GIVEN INSTRUCTION
Retype each line of the material exactly, please, skipping any picture in it.

DATASET
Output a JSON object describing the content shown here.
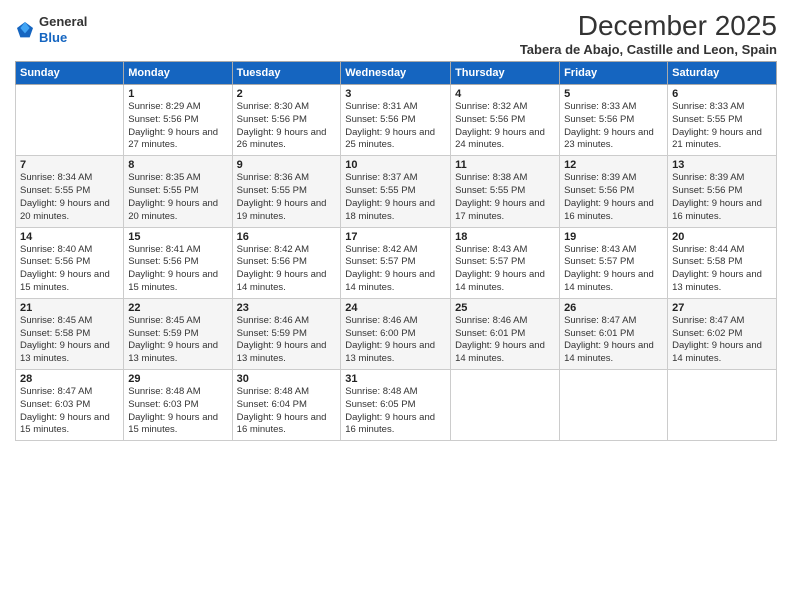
{
  "logo": {
    "general": "General",
    "blue": "Blue"
  },
  "title": "December 2025",
  "subtitle": "Tabera de Abajo, Castille and Leon, Spain",
  "headers": [
    "Sunday",
    "Monday",
    "Tuesday",
    "Wednesday",
    "Thursday",
    "Friday",
    "Saturday"
  ],
  "weeks": [
    [
      {
        "day": "",
        "sunrise": "",
        "sunset": "",
        "daylight": ""
      },
      {
        "day": "1",
        "sunrise": "Sunrise: 8:29 AM",
        "sunset": "Sunset: 5:56 PM",
        "daylight": "Daylight: 9 hours and 27 minutes."
      },
      {
        "day": "2",
        "sunrise": "Sunrise: 8:30 AM",
        "sunset": "Sunset: 5:56 PM",
        "daylight": "Daylight: 9 hours and 26 minutes."
      },
      {
        "day": "3",
        "sunrise": "Sunrise: 8:31 AM",
        "sunset": "Sunset: 5:56 PM",
        "daylight": "Daylight: 9 hours and 25 minutes."
      },
      {
        "day": "4",
        "sunrise": "Sunrise: 8:32 AM",
        "sunset": "Sunset: 5:56 PM",
        "daylight": "Daylight: 9 hours and 24 minutes."
      },
      {
        "day": "5",
        "sunrise": "Sunrise: 8:33 AM",
        "sunset": "Sunset: 5:56 PM",
        "daylight": "Daylight: 9 hours and 23 minutes."
      },
      {
        "day": "6",
        "sunrise": "Sunrise: 8:33 AM",
        "sunset": "Sunset: 5:55 PM",
        "daylight": "Daylight: 9 hours and 21 minutes."
      }
    ],
    [
      {
        "day": "7",
        "sunrise": "Sunrise: 8:34 AM",
        "sunset": "Sunset: 5:55 PM",
        "daylight": "Daylight: 9 hours and 20 minutes."
      },
      {
        "day": "8",
        "sunrise": "Sunrise: 8:35 AM",
        "sunset": "Sunset: 5:55 PM",
        "daylight": "Daylight: 9 hours and 20 minutes."
      },
      {
        "day": "9",
        "sunrise": "Sunrise: 8:36 AM",
        "sunset": "Sunset: 5:55 PM",
        "daylight": "Daylight: 9 hours and 19 minutes."
      },
      {
        "day": "10",
        "sunrise": "Sunrise: 8:37 AM",
        "sunset": "Sunset: 5:55 PM",
        "daylight": "Daylight: 9 hours and 18 minutes."
      },
      {
        "day": "11",
        "sunrise": "Sunrise: 8:38 AM",
        "sunset": "Sunset: 5:55 PM",
        "daylight": "Daylight: 9 hours and 17 minutes."
      },
      {
        "day": "12",
        "sunrise": "Sunrise: 8:39 AM",
        "sunset": "Sunset: 5:56 PM",
        "daylight": "Daylight: 9 hours and 16 minutes."
      },
      {
        "day": "13",
        "sunrise": "Sunrise: 8:39 AM",
        "sunset": "Sunset: 5:56 PM",
        "daylight": "Daylight: 9 hours and 16 minutes."
      }
    ],
    [
      {
        "day": "14",
        "sunrise": "Sunrise: 8:40 AM",
        "sunset": "Sunset: 5:56 PM",
        "daylight": "Daylight: 9 hours and 15 minutes."
      },
      {
        "day": "15",
        "sunrise": "Sunrise: 8:41 AM",
        "sunset": "Sunset: 5:56 PM",
        "daylight": "Daylight: 9 hours and 15 minutes."
      },
      {
        "day": "16",
        "sunrise": "Sunrise: 8:42 AM",
        "sunset": "Sunset: 5:56 PM",
        "daylight": "Daylight: 9 hours and 14 minutes."
      },
      {
        "day": "17",
        "sunrise": "Sunrise: 8:42 AM",
        "sunset": "Sunset: 5:57 PM",
        "daylight": "Daylight: 9 hours and 14 minutes."
      },
      {
        "day": "18",
        "sunrise": "Sunrise: 8:43 AM",
        "sunset": "Sunset: 5:57 PM",
        "daylight": "Daylight: 9 hours and 14 minutes."
      },
      {
        "day": "19",
        "sunrise": "Sunrise: 8:43 AM",
        "sunset": "Sunset: 5:57 PM",
        "daylight": "Daylight: 9 hours and 14 minutes."
      },
      {
        "day": "20",
        "sunrise": "Sunrise: 8:44 AM",
        "sunset": "Sunset: 5:58 PM",
        "daylight": "Daylight: 9 hours and 13 minutes."
      }
    ],
    [
      {
        "day": "21",
        "sunrise": "Sunrise: 8:45 AM",
        "sunset": "Sunset: 5:58 PM",
        "daylight": "Daylight: 9 hours and 13 minutes."
      },
      {
        "day": "22",
        "sunrise": "Sunrise: 8:45 AM",
        "sunset": "Sunset: 5:59 PM",
        "daylight": "Daylight: 9 hours and 13 minutes."
      },
      {
        "day": "23",
        "sunrise": "Sunrise: 8:46 AM",
        "sunset": "Sunset: 5:59 PM",
        "daylight": "Daylight: 9 hours and 13 minutes."
      },
      {
        "day": "24",
        "sunrise": "Sunrise: 8:46 AM",
        "sunset": "Sunset: 6:00 PM",
        "daylight": "Daylight: 9 hours and 13 minutes."
      },
      {
        "day": "25",
        "sunrise": "Sunrise: 8:46 AM",
        "sunset": "Sunset: 6:01 PM",
        "daylight": "Daylight: 9 hours and 14 minutes."
      },
      {
        "day": "26",
        "sunrise": "Sunrise: 8:47 AM",
        "sunset": "Sunset: 6:01 PM",
        "daylight": "Daylight: 9 hours and 14 minutes."
      },
      {
        "day": "27",
        "sunrise": "Sunrise: 8:47 AM",
        "sunset": "Sunset: 6:02 PM",
        "daylight": "Daylight: 9 hours and 14 minutes."
      }
    ],
    [
      {
        "day": "28",
        "sunrise": "Sunrise: 8:47 AM",
        "sunset": "Sunset: 6:03 PM",
        "daylight": "Daylight: 9 hours and 15 minutes."
      },
      {
        "day": "29",
        "sunrise": "Sunrise: 8:48 AM",
        "sunset": "Sunset: 6:03 PM",
        "daylight": "Daylight: 9 hours and 15 minutes."
      },
      {
        "day": "30",
        "sunrise": "Sunrise: 8:48 AM",
        "sunset": "Sunset: 6:04 PM",
        "daylight": "Daylight: 9 hours and 16 minutes."
      },
      {
        "day": "31",
        "sunrise": "Sunrise: 8:48 AM",
        "sunset": "Sunset: 6:05 PM",
        "daylight": "Daylight: 9 hours and 16 minutes."
      },
      {
        "day": "",
        "sunrise": "",
        "sunset": "",
        "daylight": ""
      },
      {
        "day": "",
        "sunrise": "",
        "sunset": "",
        "daylight": ""
      },
      {
        "day": "",
        "sunrise": "",
        "sunset": "",
        "daylight": ""
      }
    ]
  ]
}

FULL ANSWER
Output a JSON object describing the content shown here.
{
  "logo": {
    "general": "General",
    "blue": "Blue"
  },
  "title": "December 2025",
  "subtitle": "Tabera de Abajo, Castille and Leon, Spain",
  "headers": [
    "Sunday",
    "Monday",
    "Tuesday",
    "Wednesday",
    "Thursday",
    "Friday",
    "Saturday"
  ],
  "weeks": [
    [
      {
        "day": "",
        "sunrise": "",
        "sunset": "",
        "daylight": ""
      },
      {
        "day": "1",
        "sunrise": "Sunrise: 8:29 AM",
        "sunset": "Sunset: 5:56 PM",
        "daylight": "Daylight: 9 hours and 27 minutes."
      },
      {
        "day": "2",
        "sunrise": "Sunrise: 8:30 AM",
        "sunset": "Sunset: 5:56 PM",
        "daylight": "Daylight: 9 hours and 26 minutes."
      },
      {
        "day": "3",
        "sunrise": "Sunrise: 8:31 AM",
        "sunset": "Sunset: 5:56 PM",
        "daylight": "Daylight: 9 hours and 25 minutes."
      },
      {
        "day": "4",
        "sunrise": "Sunrise: 8:32 AM",
        "sunset": "Sunset: 5:56 PM",
        "daylight": "Daylight: 9 hours and 24 minutes."
      },
      {
        "day": "5",
        "sunrise": "Sunrise: 8:33 AM",
        "sunset": "Sunset: 5:56 PM",
        "daylight": "Daylight: 9 hours and 23 minutes."
      },
      {
        "day": "6",
        "sunrise": "Sunrise: 8:33 AM",
        "sunset": "Sunset: 5:55 PM",
        "daylight": "Daylight: 9 hours and 21 minutes."
      }
    ],
    [
      {
        "day": "7",
        "sunrise": "Sunrise: 8:34 AM",
        "sunset": "Sunset: 5:55 PM",
        "daylight": "Daylight: 9 hours and 20 minutes."
      },
      {
        "day": "8",
        "sunrise": "Sunrise: 8:35 AM",
        "sunset": "Sunset: 5:55 PM",
        "daylight": "Daylight: 9 hours and 20 minutes."
      },
      {
        "day": "9",
        "sunrise": "Sunrise: 8:36 AM",
        "sunset": "Sunset: 5:55 PM",
        "daylight": "Daylight: 9 hours and 19 minutes."
      },
      {
        "day": "10",
        "sunrise": "Sunrise: 8:37 AM",
        "sunset": "Sunset: 5:55 PM",
        "daylight": "Daylight: 9 hours and 18 minutes."
      },
      {
        "day": "11",
        "sunrise": "Sunrise: 8:38 AM",
        "sunset": "Sunset: 5:55 PM",
        "daylight": "Daylight: 9 hours and 17 minutes."
      },
      {
        "day": "12",
        "sunrise": "Sunrise: 8:39 AM",
        "sunset": "Sunset: 5:56 PM",
        "daylight": "Daylight: 9 hours and 16 minutes."
      },
      {
        "day": "13",
        "sunrise": "Sunrise: 8:39 AM",
        "sunset": "Sunset: 5:56 PM",
        "daylight": "Daylight: 9 hours and 16 minutes."
      }
    ],
    [
      {
        "day": "14",
        "sunrise": "Sunrise: 8:40 AM",
        "sunset": "Sunset: 5:56 PM",
        "daylight": "Daylight: 9 hours and 15 minutes."
      },
      {
        "day": "15",
        "sunrise": "Sunrise: 8:41 AM",
        "sunset": "Sunset: 5:56 PM",
        "daylight": "Daylight: 9 hours and 15 minutes."
      },
      {
        "day": "16",
        "sunrise": "Sunrise: 8:42 AM",
        "sunset": "Sunset: 5:56 PM",
        "daylight": "Daylight: 9 hours and 14 minutes."
      },
      {
        "day": "17",
        "sunrise": "Sunrise: 8:42 AM",
        "sunset": "Sunset: 5:57 PM",
        "daylight": "Daylight: 9 hours and 14 minutes."
      },
      {
        "day": "18",
        "sunrise": "Sunrise: 8:43 AM",
        "sunset": "Sunset: 5:57 PM",
        "daylight": "Daylight: 9 hours and 14 minutes."
      },
      {
        "day": "19",
        "sunrise": "Sunrise: 8:43 AM",
        "sunset": "Sunset: 5:57 PM",
        "daylight": "Daylight: 9 hours and 14 minutes."
      },
      {
        "day": "20",
        "sunrise": "Sunrise: 8:44 AM",
        "sunset": "Sunset: 5:58 PM",
        "daylight": "Daylight: 9 hours and 13 minutes."
      }
    ],
    [
      {
        "day": "21",
        "sunrise": "Sunrise: 8:45 AM",
        "sunset": "Sunset: 5:58 PM",
        "daylight": "Daylight: 9 hours and 13 minutes."
      },
      {
        "day": "22",
        "sunrise": "Sunrise: 8:45 AM",
        "sunset": "Sunset: 5:59 PM",
        "daylight": "Daylight: 9 hours and 13 minutes."
      },
      {
        "day": "23",
        "sunrise": "Sunrise: 8:46 AM",
        "sunset": "Sunset: 5:59 PM",
        "daylight": "Daylight: 9 hours and 13 minutes."
      },
      {
        "day": "24",
        "sunrise": "Sunrise: 8:46 AM",
        "sunset": "Sunset: 6:00 PM",
        "daylight": "Daylight: 9 hours and 13 minutes."
      },
      {
        "day": "25",
        "sunrise": "Sunrise: 8:46 AM",
        "sunset": "Sunset: 6:01 PM",
        "daylight": "Daylight: 9 hours and 14 minutes."
      },
      {
        "day": "26",
        "sunrise": "Sunrise: 8:47 AM",
        "sunset": "Sunset: 6:01 PM",
        "daylight": "Daylight: 9 hours and 14 minutes."
      },
      {
        "day": "27",
        "sunrise": "Sunrise: 8:47 AM",
        "sunset": "Sunset: 6:02 PM",
        "daylight": "Daylight: 9 hours and 14 minutes."
      }
    ],
    [
      {
        "day": "28",
        "sunrise": "Sunrise: 8:47 AM",
        "sunset": "Sunset: 6:03 PM",
        "daylight": "Daylight: 9 hours and 15 minutes."
      },
      {
        "day": "29",
        "sunrise": "Sunrise: 8:48 AM",
        "sunset": "Sunset: 6:03 PM",
        "daylight": "Daylight: 9 hours and 15 minutes."
      },
      {
        "day": "30",
        "sunrise": "Sunrise: 8:48 AM",
        "sunset": "Sunset: 6:04 PM",
        "daylight": "Daylight: 9 hours and 16 minutes."
      },
      {
        "day": "31",
        "sunrise": "Sunrise: 8:48 AM",
        "sunset": "Sunset: 6:05 PM",
        "daylight": "Daylight: 9 hours and 16 minutes."
      },
      {
        "day": "",
        "sunrise": "",
        "sunset": "",
        "daylight": ""
      },
      {
        "day": "",
        "sunrise": "",
        "sunset": "",
        "daylight": ""
      },
      {
        "day": "",
        "sunrise": "",
        "sunset": "",
        "daylight": ""
      }
    ]
  ]
}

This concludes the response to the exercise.